[Exercise instructions] Read through the entries below and return each line with the word "JSON".

[Extracted material]
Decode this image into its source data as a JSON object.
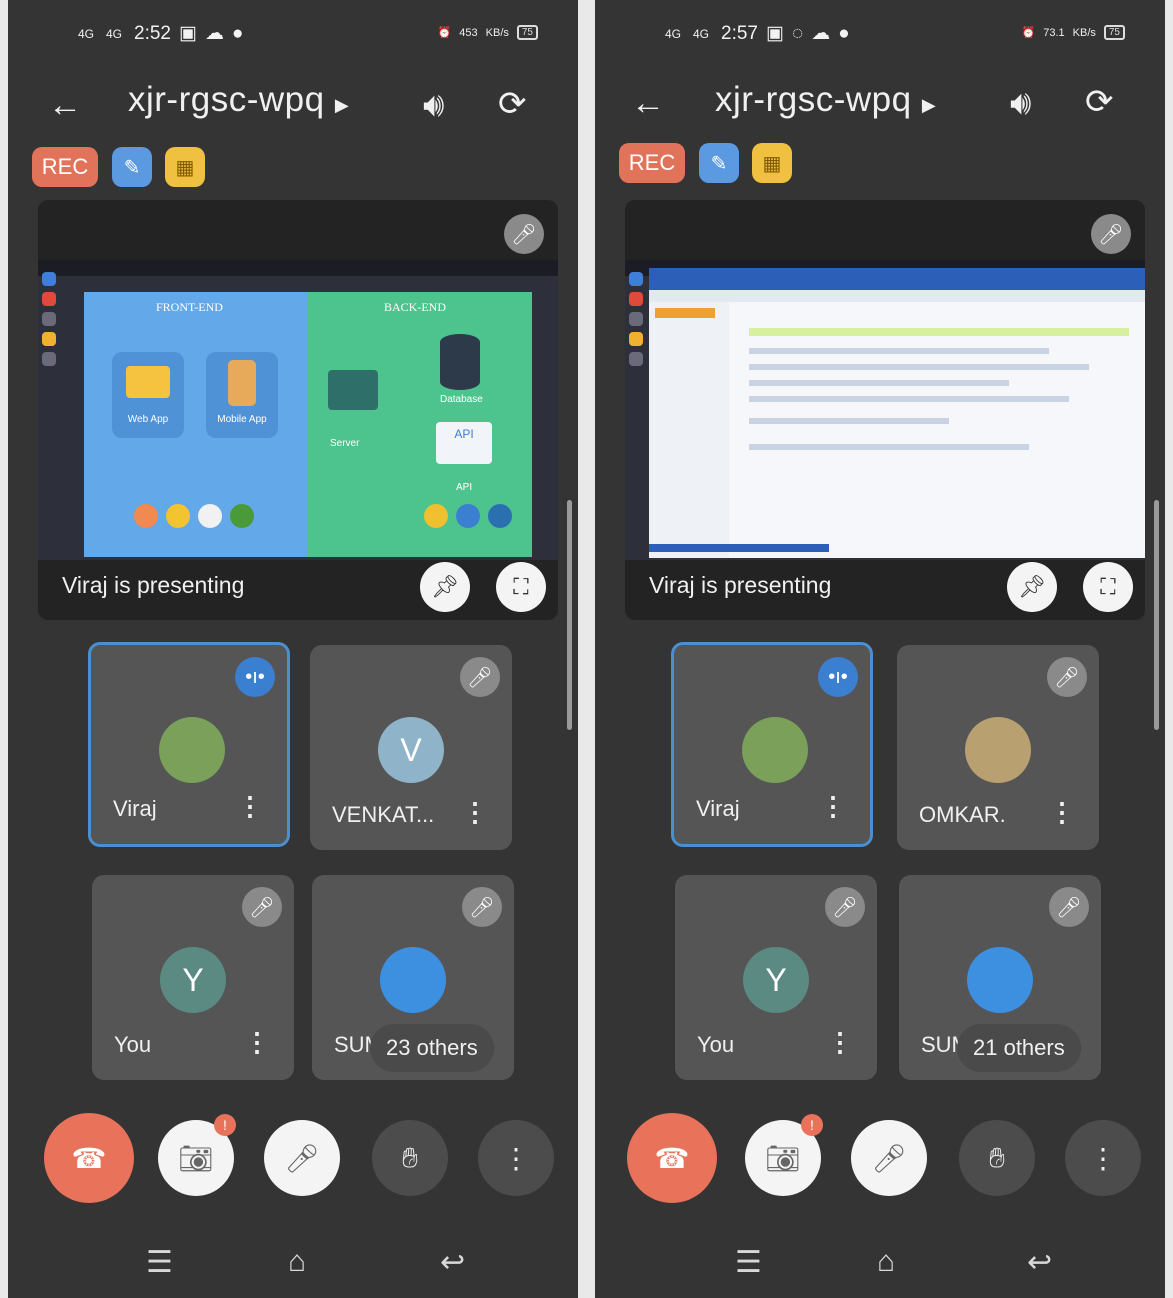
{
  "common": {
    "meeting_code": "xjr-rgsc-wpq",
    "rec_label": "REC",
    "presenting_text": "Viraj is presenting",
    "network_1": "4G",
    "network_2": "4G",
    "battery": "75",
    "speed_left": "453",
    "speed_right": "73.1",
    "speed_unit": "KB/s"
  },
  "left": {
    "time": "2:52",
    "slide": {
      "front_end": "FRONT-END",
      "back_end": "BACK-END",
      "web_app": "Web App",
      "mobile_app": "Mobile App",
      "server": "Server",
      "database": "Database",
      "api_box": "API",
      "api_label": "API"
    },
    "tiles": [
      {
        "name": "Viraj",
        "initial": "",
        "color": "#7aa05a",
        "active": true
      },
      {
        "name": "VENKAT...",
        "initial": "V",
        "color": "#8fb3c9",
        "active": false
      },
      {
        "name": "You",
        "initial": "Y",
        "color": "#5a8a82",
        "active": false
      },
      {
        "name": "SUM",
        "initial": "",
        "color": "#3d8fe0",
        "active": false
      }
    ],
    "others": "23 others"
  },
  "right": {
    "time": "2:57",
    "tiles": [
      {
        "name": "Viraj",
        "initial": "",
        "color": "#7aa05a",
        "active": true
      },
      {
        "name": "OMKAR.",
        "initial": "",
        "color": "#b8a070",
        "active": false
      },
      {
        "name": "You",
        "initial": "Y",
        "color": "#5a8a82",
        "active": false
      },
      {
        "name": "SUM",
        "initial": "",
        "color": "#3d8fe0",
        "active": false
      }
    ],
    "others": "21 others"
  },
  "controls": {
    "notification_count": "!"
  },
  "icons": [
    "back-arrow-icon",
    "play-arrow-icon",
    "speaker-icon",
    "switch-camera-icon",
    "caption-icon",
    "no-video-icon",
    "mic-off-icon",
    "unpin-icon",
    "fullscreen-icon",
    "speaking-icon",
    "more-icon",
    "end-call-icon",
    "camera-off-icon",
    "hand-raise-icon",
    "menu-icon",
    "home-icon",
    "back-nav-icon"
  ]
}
--
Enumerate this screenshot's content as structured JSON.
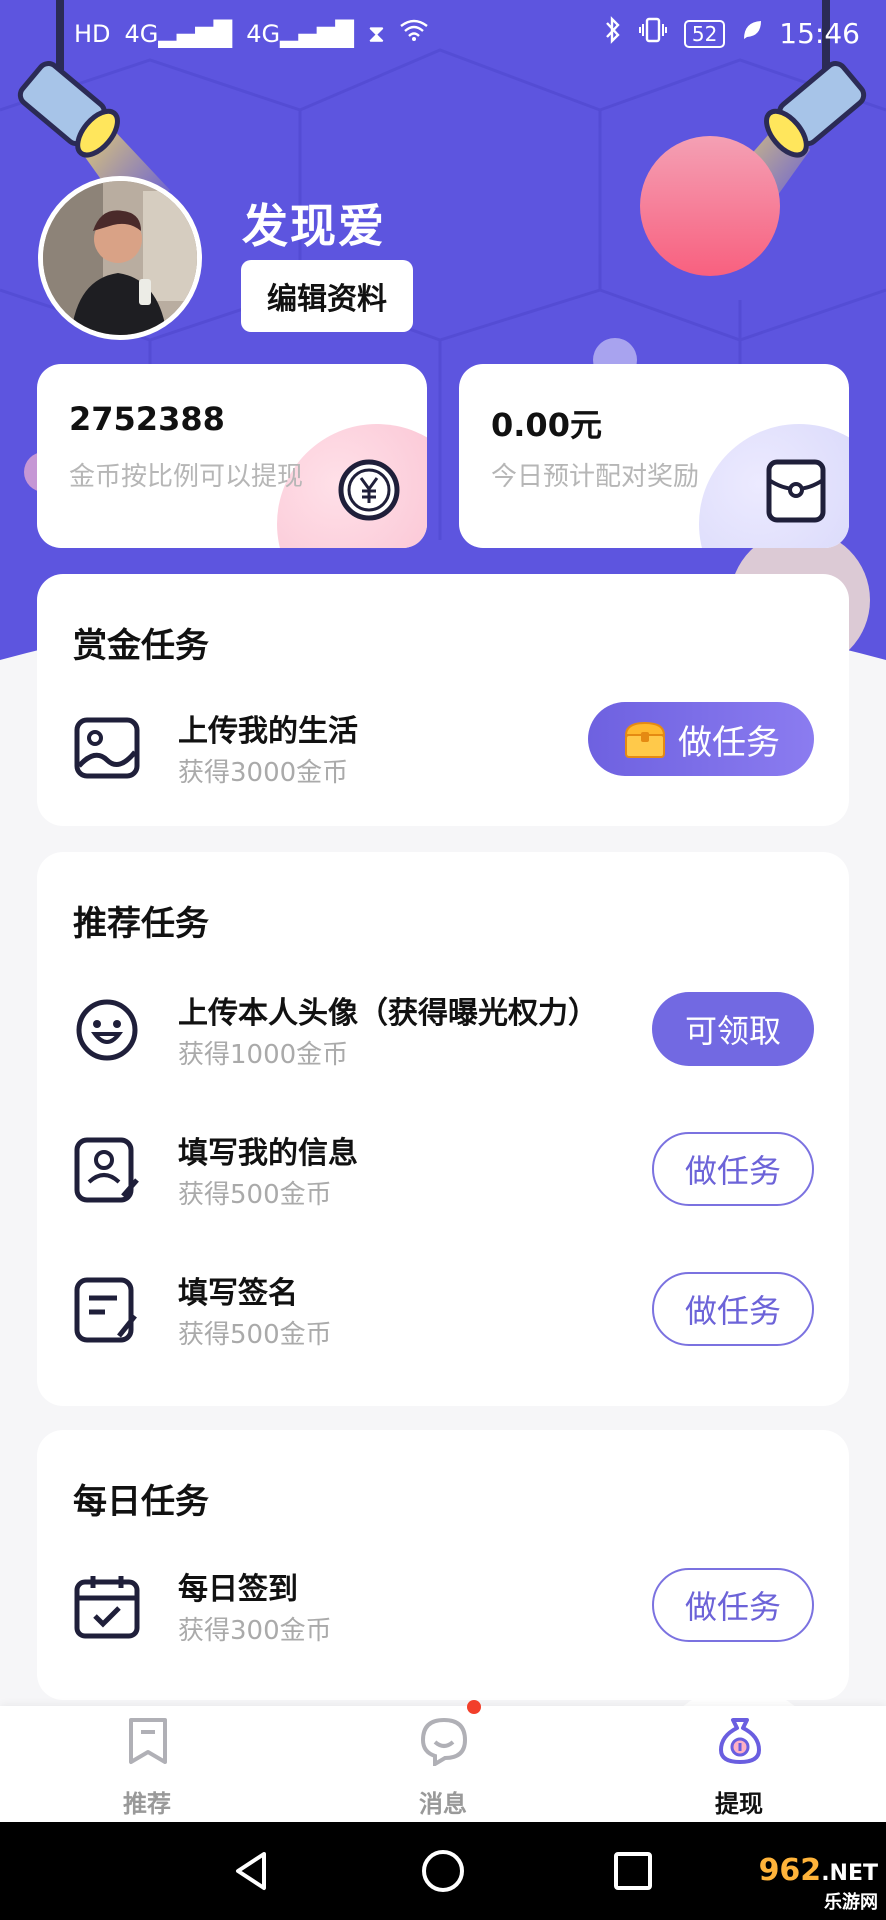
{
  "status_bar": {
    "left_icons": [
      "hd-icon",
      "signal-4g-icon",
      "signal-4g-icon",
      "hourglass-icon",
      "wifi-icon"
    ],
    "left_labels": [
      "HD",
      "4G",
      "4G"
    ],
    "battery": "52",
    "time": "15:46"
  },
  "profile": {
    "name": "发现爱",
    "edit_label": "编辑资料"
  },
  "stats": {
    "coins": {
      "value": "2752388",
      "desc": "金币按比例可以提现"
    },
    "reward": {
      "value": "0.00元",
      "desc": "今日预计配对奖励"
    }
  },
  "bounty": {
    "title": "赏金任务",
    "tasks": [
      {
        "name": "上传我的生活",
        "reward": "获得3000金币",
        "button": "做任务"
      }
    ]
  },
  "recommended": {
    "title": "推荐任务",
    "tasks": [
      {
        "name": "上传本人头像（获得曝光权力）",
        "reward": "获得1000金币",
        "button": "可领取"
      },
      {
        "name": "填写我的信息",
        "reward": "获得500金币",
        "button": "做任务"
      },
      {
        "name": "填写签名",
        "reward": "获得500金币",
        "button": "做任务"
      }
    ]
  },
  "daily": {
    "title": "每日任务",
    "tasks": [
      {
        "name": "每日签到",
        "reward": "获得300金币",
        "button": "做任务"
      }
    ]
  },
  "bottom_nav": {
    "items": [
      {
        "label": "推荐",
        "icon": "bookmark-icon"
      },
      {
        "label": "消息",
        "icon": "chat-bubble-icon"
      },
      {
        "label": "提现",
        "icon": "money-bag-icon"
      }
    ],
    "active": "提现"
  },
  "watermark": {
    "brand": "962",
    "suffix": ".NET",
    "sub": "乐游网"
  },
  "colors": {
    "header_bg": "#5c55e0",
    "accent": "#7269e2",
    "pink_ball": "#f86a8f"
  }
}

[Task answer]
Decode this image into its source data as a JSON object.
Enumerate this screenshot's content as structured JSON.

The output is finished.